To do:
Collect each line holding the string "不自行購買".

Dataset items
────────────────

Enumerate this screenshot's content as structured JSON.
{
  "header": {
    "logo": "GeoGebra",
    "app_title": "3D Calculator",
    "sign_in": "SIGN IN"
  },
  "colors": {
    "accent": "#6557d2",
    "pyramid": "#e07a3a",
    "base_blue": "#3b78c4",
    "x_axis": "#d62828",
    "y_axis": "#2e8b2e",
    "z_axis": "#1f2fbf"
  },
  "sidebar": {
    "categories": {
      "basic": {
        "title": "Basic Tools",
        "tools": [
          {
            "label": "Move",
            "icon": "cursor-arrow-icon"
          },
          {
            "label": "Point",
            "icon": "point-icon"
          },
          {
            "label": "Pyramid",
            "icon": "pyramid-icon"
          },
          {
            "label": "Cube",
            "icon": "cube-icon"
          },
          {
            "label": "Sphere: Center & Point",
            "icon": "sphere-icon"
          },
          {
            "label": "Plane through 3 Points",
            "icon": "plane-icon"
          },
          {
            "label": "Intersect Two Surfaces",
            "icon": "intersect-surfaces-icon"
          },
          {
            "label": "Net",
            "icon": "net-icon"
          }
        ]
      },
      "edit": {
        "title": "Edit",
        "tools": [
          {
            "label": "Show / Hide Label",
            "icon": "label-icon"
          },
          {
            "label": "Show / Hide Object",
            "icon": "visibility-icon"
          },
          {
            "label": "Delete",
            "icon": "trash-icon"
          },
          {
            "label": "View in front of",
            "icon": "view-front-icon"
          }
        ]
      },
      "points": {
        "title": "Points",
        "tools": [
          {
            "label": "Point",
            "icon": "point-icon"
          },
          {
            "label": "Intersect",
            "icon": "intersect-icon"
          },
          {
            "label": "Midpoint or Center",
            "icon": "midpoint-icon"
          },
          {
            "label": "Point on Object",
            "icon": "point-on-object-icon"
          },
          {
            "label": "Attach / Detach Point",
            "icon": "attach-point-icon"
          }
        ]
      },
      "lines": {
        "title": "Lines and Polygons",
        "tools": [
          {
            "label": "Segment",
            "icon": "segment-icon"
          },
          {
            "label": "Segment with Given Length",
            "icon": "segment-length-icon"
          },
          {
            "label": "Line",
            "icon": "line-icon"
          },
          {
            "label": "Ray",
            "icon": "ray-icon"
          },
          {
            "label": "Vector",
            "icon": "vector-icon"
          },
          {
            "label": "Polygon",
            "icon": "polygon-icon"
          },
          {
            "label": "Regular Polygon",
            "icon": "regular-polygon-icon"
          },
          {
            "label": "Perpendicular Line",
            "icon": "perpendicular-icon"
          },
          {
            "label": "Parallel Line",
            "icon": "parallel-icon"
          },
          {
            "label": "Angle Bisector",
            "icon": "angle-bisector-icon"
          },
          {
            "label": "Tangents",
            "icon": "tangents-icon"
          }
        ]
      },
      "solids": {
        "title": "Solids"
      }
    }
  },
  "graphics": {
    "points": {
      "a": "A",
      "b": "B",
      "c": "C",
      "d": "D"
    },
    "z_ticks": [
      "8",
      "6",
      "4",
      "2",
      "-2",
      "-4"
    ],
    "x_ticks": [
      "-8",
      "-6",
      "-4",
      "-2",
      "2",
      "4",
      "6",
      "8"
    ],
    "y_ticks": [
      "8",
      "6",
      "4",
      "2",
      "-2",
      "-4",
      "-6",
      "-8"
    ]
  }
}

────────────────

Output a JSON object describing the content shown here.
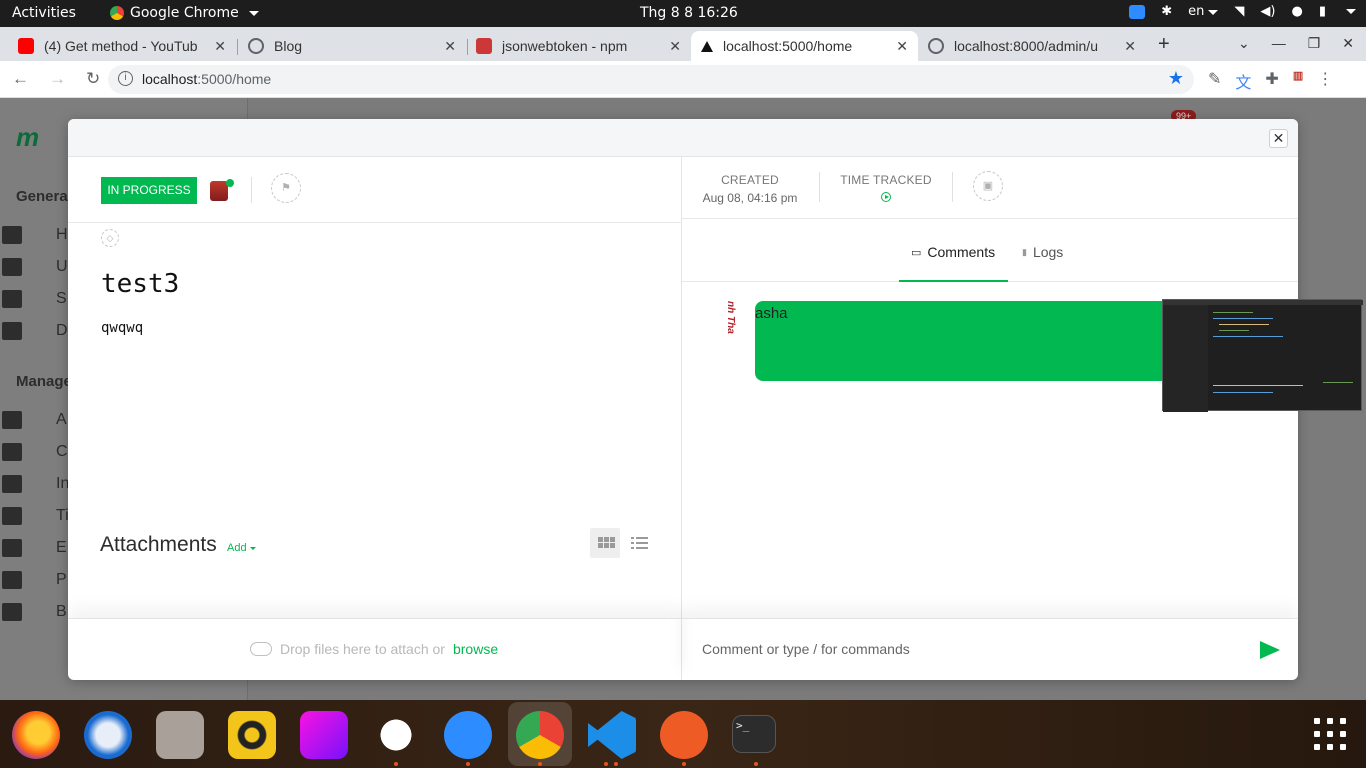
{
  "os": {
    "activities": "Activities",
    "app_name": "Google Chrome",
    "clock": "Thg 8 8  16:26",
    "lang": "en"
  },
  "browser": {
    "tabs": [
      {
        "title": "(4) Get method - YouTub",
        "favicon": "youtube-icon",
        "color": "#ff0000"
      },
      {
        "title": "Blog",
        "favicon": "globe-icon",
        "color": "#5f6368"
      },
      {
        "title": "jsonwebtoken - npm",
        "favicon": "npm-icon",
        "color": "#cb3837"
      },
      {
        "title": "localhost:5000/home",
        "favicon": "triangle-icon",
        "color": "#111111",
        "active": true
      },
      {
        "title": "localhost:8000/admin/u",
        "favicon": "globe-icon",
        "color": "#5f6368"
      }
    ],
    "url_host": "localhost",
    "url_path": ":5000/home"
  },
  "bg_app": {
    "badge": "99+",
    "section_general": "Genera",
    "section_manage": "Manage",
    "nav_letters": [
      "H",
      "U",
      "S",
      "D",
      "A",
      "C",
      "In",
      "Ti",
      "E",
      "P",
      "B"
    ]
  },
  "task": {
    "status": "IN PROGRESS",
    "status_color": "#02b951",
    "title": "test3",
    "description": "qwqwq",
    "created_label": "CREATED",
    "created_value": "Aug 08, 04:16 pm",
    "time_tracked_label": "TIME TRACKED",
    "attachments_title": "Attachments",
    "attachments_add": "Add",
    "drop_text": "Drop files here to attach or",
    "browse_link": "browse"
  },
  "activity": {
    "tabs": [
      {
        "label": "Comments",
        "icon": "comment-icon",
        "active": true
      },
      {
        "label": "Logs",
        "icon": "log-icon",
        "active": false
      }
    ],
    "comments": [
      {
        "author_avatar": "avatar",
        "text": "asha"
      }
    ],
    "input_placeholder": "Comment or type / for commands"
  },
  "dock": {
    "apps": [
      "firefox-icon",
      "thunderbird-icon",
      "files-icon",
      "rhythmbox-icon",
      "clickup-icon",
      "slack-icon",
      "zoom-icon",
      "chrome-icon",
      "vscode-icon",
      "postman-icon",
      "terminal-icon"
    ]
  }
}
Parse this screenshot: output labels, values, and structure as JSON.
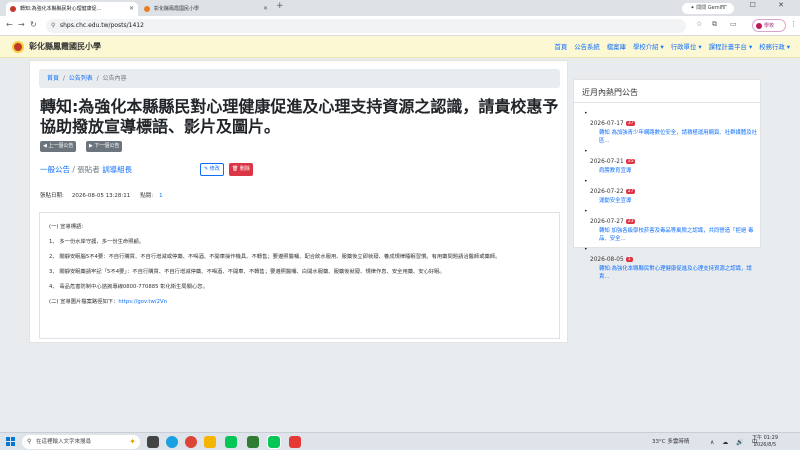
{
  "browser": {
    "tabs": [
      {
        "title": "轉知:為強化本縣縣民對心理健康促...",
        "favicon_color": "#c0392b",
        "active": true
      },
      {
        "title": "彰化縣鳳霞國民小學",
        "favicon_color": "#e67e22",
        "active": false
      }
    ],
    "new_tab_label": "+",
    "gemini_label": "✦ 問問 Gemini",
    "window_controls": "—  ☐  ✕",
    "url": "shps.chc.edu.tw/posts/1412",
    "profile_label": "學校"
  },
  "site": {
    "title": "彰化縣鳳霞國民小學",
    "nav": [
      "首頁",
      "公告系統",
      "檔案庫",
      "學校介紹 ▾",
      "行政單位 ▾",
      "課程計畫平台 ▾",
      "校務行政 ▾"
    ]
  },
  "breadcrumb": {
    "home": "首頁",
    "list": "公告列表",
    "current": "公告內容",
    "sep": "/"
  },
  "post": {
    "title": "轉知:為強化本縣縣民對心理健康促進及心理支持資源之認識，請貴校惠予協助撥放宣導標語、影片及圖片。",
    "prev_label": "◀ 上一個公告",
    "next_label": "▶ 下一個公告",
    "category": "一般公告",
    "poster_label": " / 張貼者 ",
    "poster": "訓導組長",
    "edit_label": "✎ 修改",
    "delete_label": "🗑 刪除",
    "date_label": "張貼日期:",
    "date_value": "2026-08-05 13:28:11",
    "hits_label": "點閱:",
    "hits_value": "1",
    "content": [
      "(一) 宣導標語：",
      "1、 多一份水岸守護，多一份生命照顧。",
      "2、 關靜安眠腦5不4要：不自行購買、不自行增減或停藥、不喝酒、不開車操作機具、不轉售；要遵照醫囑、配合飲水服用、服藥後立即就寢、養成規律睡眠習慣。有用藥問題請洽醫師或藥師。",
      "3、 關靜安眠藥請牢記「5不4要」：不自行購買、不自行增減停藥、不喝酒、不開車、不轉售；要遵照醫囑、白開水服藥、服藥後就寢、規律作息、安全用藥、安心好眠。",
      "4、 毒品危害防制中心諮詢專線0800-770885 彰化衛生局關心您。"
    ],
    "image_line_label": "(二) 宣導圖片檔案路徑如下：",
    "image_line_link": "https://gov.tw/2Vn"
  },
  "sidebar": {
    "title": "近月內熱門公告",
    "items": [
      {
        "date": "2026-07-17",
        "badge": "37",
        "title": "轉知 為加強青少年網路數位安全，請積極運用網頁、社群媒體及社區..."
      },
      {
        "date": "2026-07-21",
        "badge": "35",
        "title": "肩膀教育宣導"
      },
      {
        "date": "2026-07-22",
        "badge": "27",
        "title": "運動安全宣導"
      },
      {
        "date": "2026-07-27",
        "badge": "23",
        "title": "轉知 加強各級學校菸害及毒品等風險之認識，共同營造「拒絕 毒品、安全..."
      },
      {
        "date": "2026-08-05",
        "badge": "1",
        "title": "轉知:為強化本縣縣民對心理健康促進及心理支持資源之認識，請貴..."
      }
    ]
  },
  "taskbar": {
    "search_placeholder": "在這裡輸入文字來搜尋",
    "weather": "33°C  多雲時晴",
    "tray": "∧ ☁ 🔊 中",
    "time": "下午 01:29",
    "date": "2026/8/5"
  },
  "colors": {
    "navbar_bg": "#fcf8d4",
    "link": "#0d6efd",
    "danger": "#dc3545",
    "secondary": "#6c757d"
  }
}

────────────────

Finished answer:
      "2、 關靜安眠腦5不4要：不自行購買、不自行增減或停藥、不喝酒、不開車操作機具、不轉售；要遵照醫囑、配合飲水服用、服藥後立即就寢、養成規律睡眠習慣。有用藥問題請洽醫師或藥師。",
      "3、 關靜安眠藥請牢記「5不4要」：不自行購買、不自行增減停藥、不喝酒、不開車、不轉售；要遵照醫囑、白開水服藥、服藥後就寢、規律作息、安全用藥、安心好眠。",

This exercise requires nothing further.